-- begin Rows --

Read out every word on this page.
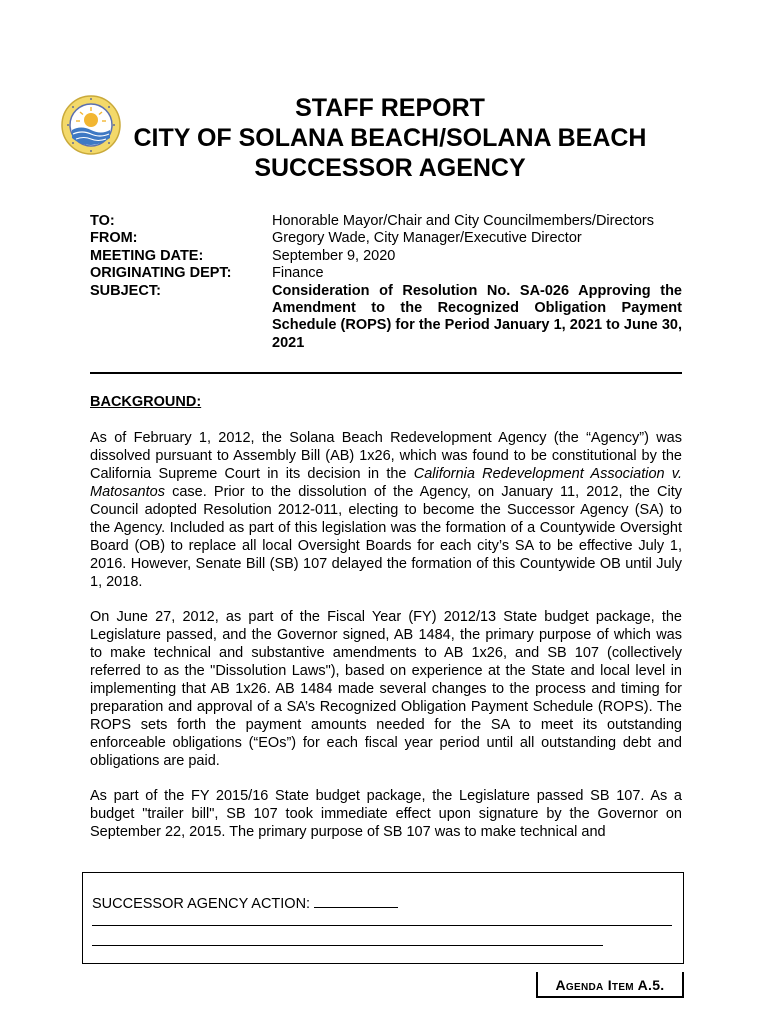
STAFF REPORT
CITY OF SOLANA BEACH/SOLANA BEACH
SUCCESSOR AGENCY
TO:	Honorable Mayor/Chair and City Councilmembers/Directors
FROM:	Gregory Wade, City Manager/Executive Director
MEETING DATE:	September 9, 2020
ORIGINATING DEPT:	Finance
SUBJECT:	Consideration of Resolution No. SA-026 Approving the Amendment to the Recognized Obligation Payment Schedule (ROPS) for the Period January 1, 2021 to June 30, 2021
BACKGROUND:

As of February 1, 2012, the Solana Beach Redevelopment Agency (the “Agency”) was dissolved pursuant to Assembly Bill (AB) 1x26, which was found to be constitutional by the California Supreme Court in its decision in the California Redevelopment Association v. Matosantos case. Prior to the dissolution of the Agency, on January 11, 2012, the City Council adopted Resolution 2012-011, electing to become the Successor Agency (SA) to the Agency. Included as part of this legislation was the formation of a Countywide Oversight Board (OB) to replace all local Oversight Boards for each city’s SA to be effective July 1, 2016. However, Senate Bill (SB) 107 delayed the formation of this Countywide OB until July 1, 2018.

On June 27, 2012, as part of the Fiscal Year (FY) 2012/13 State budget package, the Legislature passed, and the Governor signed, AB 1484, the primary purpose of which was to make technical and substantive amendments to AB 1x26, and SB 107 (collectively referred to as the "Dissolution Laws"), based on experience at the State and local level in implementing that AB 1x26. AB 1484 made several changes to the process and timing for preparation and approval of a SA’s Recognized Obligation Payment Schedule (ROPS). The ROPS sets forth the payment amounts needed for the SA to meet its outstanding enforceable obligations (“EOs”) for each fiscal year period until all outstanding debt and obligations are paid.

As part of the FY 2015/16 State budget package, the Legislature passed SB 107. As a budget "trailer bill", SB 107 took immediate effect upon signature by the Governor on September 22, 2015. The primary purpose of SB 107 was to make technical and

SUCCESSOR AGENCY ACTION:
Agenda Item A.5.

-- end Rows --

What you need to do - Restate the listing above word for word, and skip the pictures.

Response to this task -
Read out every word on this page.
STAFF REPORT
CITY OF SOLANA BEACH/SOLANA BEACH
SUCCESSOR AGENCY
TO:	Honorable Mayor/Chair and City Councilmembers/Directors
FROM:	Gregory Wade, City Manager/Executive Director
MEETING DATE:	September 9, 2020
ORIGINATING DEPT:	Finance
SUBJECT:	Consideration of Resolution No. SA-026 Approving the Amendment to the Recognized Obligation Payment Schedule (ROPS) for the Period January 1, 2021 to June 30, 2021
BACKGROUND:

As of February 1, 2012, the Solana Beach Redevelopment Agency (the “Agency”) was dissolved pursuant to Assembly Bill (AB) 1x26, which was found to be constitutional by the California Supreme Court in its decision in the California Redevelopment Association v. Matosantos case. Prior to the dissolution of the Agency, on January 11, 2012, the City Council adopted Resolution 2012-011, electing to become the Successor Agency (SA) to the Agency. Included as part of this legislation was the formation of a Countywide Oversight Board (OB) to replace all local Oversight Boards for each city’s SA to be effective July 1, 2016. However, Senate Bill (SB) 107 delayed the formation of this Countywide OB until July 1, 2018.

On June 27, 2012, as part of the Fiscal Year (FY) 2012/13 State budget package, the Legislature passed, and the Governor signed, AB 1484, the primary purpose of which was to make technical and substantive amendments to AB 1x26, and SB 107 (collectively referred to as the "Dissolution Laws"), based on experience at the State and local level in implementing that AB 1x26. AB 1484 made several changes to the process and timing for preparation and approval of a SA’s Recognized Obligation Payment Schedule (ROPS). The ROPS sets forth the payment amounts needed for the SA to meet its outstanding enforceable obligations (“EOs”) for each fiscal year period until all outstanding debt and obligations are paid.

As part of the FY 2015/16 State budget package, the Legislature passed SB 107. As a budget "trailer bill", SB 107 took immediate effect upon signature by the Governor on September 22, 2015. The primary purpose of SB 107 was to make technical and

SUCCESSOR AGENCY ACTION:
Agenda Item A.5.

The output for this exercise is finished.